**Goal**:
Your task is to print all of the data word for word.

**Exercise input**:
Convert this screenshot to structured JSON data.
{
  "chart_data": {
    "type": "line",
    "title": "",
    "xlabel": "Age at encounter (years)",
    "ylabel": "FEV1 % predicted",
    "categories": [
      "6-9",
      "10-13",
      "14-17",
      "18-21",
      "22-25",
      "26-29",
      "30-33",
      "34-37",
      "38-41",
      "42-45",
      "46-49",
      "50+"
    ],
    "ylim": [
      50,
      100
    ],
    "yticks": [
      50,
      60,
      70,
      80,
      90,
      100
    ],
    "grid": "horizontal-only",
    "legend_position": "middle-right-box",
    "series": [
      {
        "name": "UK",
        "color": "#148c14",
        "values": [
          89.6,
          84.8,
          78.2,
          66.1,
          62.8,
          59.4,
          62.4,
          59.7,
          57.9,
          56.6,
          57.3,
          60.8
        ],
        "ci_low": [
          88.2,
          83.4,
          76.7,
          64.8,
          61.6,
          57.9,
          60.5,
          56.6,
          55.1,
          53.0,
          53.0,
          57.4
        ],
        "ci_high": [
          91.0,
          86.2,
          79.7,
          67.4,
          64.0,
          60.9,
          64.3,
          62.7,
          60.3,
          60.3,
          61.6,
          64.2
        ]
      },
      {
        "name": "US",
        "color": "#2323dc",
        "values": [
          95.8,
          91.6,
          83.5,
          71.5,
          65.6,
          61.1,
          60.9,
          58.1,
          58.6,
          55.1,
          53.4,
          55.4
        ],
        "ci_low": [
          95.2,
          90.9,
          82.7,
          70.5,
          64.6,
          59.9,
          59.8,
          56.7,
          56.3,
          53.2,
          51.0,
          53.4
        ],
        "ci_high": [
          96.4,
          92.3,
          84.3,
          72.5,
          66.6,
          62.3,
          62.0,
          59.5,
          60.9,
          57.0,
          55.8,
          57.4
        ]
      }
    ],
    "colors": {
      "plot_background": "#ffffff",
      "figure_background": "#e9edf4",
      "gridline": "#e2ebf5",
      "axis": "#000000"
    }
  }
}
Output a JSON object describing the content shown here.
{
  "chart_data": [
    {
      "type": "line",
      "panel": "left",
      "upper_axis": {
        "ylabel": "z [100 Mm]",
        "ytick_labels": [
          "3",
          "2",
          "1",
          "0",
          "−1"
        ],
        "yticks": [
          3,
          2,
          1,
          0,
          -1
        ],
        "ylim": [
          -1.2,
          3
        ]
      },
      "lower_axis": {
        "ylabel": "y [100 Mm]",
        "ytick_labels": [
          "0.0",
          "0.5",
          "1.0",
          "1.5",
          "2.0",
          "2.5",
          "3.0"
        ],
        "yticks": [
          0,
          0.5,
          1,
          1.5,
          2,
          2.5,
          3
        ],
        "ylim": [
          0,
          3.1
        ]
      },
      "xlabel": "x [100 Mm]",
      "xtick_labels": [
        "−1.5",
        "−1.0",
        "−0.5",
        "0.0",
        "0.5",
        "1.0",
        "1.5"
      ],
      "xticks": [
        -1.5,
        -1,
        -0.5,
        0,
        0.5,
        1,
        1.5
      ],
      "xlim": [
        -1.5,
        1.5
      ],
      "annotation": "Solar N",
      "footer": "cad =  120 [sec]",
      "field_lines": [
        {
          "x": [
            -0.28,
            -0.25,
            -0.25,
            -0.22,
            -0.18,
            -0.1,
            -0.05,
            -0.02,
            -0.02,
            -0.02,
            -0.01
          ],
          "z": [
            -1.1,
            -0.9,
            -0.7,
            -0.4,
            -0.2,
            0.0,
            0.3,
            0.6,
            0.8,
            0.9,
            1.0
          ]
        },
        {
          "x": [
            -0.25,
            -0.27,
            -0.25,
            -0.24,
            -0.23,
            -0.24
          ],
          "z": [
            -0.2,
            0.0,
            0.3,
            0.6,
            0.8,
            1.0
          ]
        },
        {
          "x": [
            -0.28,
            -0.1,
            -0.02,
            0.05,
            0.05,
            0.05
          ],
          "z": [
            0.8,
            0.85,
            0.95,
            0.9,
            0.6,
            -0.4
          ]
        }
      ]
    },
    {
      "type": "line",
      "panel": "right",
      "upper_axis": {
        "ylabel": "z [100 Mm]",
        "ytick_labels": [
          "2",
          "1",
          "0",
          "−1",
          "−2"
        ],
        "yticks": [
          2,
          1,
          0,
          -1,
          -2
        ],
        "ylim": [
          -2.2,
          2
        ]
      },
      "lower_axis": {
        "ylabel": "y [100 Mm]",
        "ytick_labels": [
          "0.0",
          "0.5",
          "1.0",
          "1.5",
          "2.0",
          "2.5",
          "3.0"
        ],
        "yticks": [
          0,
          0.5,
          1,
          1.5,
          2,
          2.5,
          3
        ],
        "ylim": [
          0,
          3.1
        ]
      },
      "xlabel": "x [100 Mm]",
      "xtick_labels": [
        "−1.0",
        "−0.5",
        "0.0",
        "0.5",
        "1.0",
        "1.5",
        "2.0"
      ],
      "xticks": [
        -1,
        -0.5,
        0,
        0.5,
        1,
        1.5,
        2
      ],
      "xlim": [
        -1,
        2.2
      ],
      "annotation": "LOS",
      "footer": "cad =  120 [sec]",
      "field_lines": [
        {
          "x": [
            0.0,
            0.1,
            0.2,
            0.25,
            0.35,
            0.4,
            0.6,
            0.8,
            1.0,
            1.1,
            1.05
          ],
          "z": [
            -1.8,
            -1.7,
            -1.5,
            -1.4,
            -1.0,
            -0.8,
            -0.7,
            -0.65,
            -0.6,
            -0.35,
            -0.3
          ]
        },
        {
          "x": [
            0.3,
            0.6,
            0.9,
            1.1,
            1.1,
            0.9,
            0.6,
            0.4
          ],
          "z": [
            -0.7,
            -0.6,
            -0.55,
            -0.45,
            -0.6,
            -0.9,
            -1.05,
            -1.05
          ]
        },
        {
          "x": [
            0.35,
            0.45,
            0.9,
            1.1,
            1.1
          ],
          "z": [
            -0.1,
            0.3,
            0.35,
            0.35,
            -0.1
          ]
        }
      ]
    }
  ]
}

**Response below**:
Convert this screenshot to structured JSON data.
{
  "chart_data": {
    "type": "line",
    "title": "",
    "xlabel": "Age at encounter (years)",
    "ylabel": "FEV1 % predicted",
    "categories": [
      "6-9",
      "10-13",
      "14-17",
      "18-21",
      "22-25",
      "26-29",
      "30-33",
      "34-37",
      "38-41",
      "42-45",
      "46-49",
      "50+"
    ],
    "ylim": [
      50,
      100
    ],
    "yticks": [
      50,
      60,
      70,
      80,
      90,
      100
    ],
    "grid": "horizontal-only",
    "legend_position": "middle-right-box",
    "series": [
      {
        "name": "UK",
        "color": "#148c14",
        "values": [
          89.6,
          84.8,
          78.2,
          66.1,
          62.8,
          59.4,
          62.4,
          59.7,
          57.9,
          56.6,
          57.3,
          60.8
        ],
        "ci_low": [
          88.2,
          83.4,
          76.7,
          64.8,
          61.6,
          57.9,
          60.5,
          56.6,
          55.1,
          53.0,
          53.0,
          57.4
        ],
        "ci_high": [
          91.0,
          86.2,
          79.7,
          67.4,
          64.0,
          60.9,
          64.3,
          62.7,
          60.3,
          60.3,
          61.6,
          64.2
        ]
      },
      {
        "name": "US",
        "color": "#2323dc",
        "values": [
          95.8,
          91.6,
          83.5,
          71.5,
          65.6,
          61.1,
          60.9,
          58.1,
          58.6,
          55.1,
          53.4,
          55.4
        ],
        "ci_low": [
          95.2,
          90.9,
          82.7,
          70.5,
          64.6,
          59.9,
          59.8,
          56.7,
          56.3,
          53.2,
          51.0,
          53.4
        ],
        "ci_high": [
          96.4,
          92.3,
          84.3,
          72.5,
          66.6,
          62.3,
          62.0,
          59.5,
          60.9,
          57.0,
          55.8,
          57.4
        ]
      }
    ],
    "colors": {
      "plot_background": "#ffffff",
      "figure_background": "#e9edf4",
      "gridline": "#e2ebf5",
      "axis": "#000000"
    }
  }
}
Output a JSON object describing the content shown here.
{
  "chart_data": [
    {
      "type": "line",
      "panel": "left",
      "upper_axis": {
        "ylabel": "z [100 Mm]",
        "ytick_labels": [
          "3",
          "2",
          "1",
          "0",
          "−1"
        ],
        "yticks": [
          3,
          2,
          1,
          0,
          -1
        ],
        "ylim": [
          -1.2,
          3
        ]
      },
      "lower_axis": {
        "ylabel": "y [100 Mm]",
        "ytick_labels": [
          "0.0",
          "0.5",
          "1.0",
          "1.5",
          "2.0",
          "2.5",
          "3.0"
        ],
        "yticks": [
          0,
          0.5,
          1,
          1.5,
          2,
          2.5,
          3
        ],
        "ylim": [
          0,
          3.1
        ]
      },
      "xlabel": "x [100 Mm]",
      "xtick_labels": [
        "−1.5",
        "−1.0",
        "−0.5",
        "0.0",
        "0.5",
        "1.0",
        "1.5"
      ],
      "xticks": [
        -1.5,
        -1,
        -0.5,
        0,
        0.5,
        1,
        1.5
      ],
      "xlim": [
        -1.5,
        1.5
      ],
      "annotation": "Solar N",
      "footer": "cad =  120 [sec]",
      "field_lines": [
        {
          "x": [
            -0.28,
            -0.25,
            -0.25,
            -0.22,
            -0.18,
            -0.1,
            -0.05,
            -0.02,
            -0.02,
            -0.02,
            -0.01
          ],
          "z": [
            -1.1,
            -0.9,
            -0.7,
            -0.4,
            -0.2,
            0.0,
            0.3,
            0.6,
            0.8,
            0.9,
            1.0
          ]
        },
        {
          "x": [
            -0.25,
            -0.27,
            -0.25,
            -0.24,
            -0.23,
            -0.24
          ],
          "z": [
            -0.2,
            0.0,
            0.3,
            0.6,
            0.8,
            1.0
          ]
        },
        {
          "x": [
            -0.28,
            -0.1,
            -0.02,
            0.05,
            0.05,
            0.05
          ],
          "z": [
            0.8,
            0.85,
            0.95,
            0.9,
            0.6,
            -0.4
          ]
        }
      ]
    },
    {
      "type": "line",
      "panel": "right",
      "upper_axis": {
        "ylabel": "z [100 Mm]",
        "ytick_labels": [
          "2",
          "1",
          "0",
          "−1",
          "−2"
        ],
        "yticks": [
          2,
          1,
          0,
          -1,
          -2
        ],
        "ylim": [
          -2.2,
          2
        ]
      },
      "lower_axis": {
        "ylabel": "y [100 Mm]",
        "ytick_labels": [
          "0.0",
          "0.5",
          "1.0",
          "1.5",
          "2.0",
          "2.5",
          "3.0"
        ],
        "yticks": [
          0,
          0.5,
          1,
          1.5,
          2,
          2.5,
          3
        ],
        "ylim": [
          0,
          3.1
        ]
      },
      "xlabel": "x [100 Mm]",
      "xtick_labels": [
        "−1.0",
        "−0.5",
        "0.0",
        "0.5",
        "1.0",
        "1.5",
        "2.0"
      ],
      "xticks": [
        -1,
        -0.5,
        0,
        0.5,
        1,
        1.5,
        2
      ],
      "xlim": [
        -1,
        2.2
      ],
      "annotation": "LOS",
      "footer": "cad =  120 [sec]",
      "field_lines": [
        {
          "x": [
            0.0,
            0.1,
            0.2,
            0.25,
            0.35,
            0.4,
            0.6,
            0.8,
            1.0,
            1.1,
            1.05
          ],
          "z": [
            -1.8,
            -1.7,
            -1.5,
            -1.4,
            -1.0,
            -0.8,
            -0.7,
            -0.65,
            -0.6,
            -0.35,
            -0.3
          ]
        },
        {
          "x": [
            0.3,
            0.6,
            0.9,
            1.1,
            1.1,
            0.9,
            0.6,
            0.4
          ],
          "z": [
            -0.7,
            -0.6,
            -0.55,
            -0.45,
            -0.6,
            -0.9,
            -1.05,
            -1.05
          ]
        },
        {
          "x": [
            0.35,
            0.45,
            0.9,
            1.1,
            1.1
          ],
          "z": [
            -0.1,
            0.3,
            0.35,
            0.35,
            -0.1
          ]
        }
      ]
    }
  ]
}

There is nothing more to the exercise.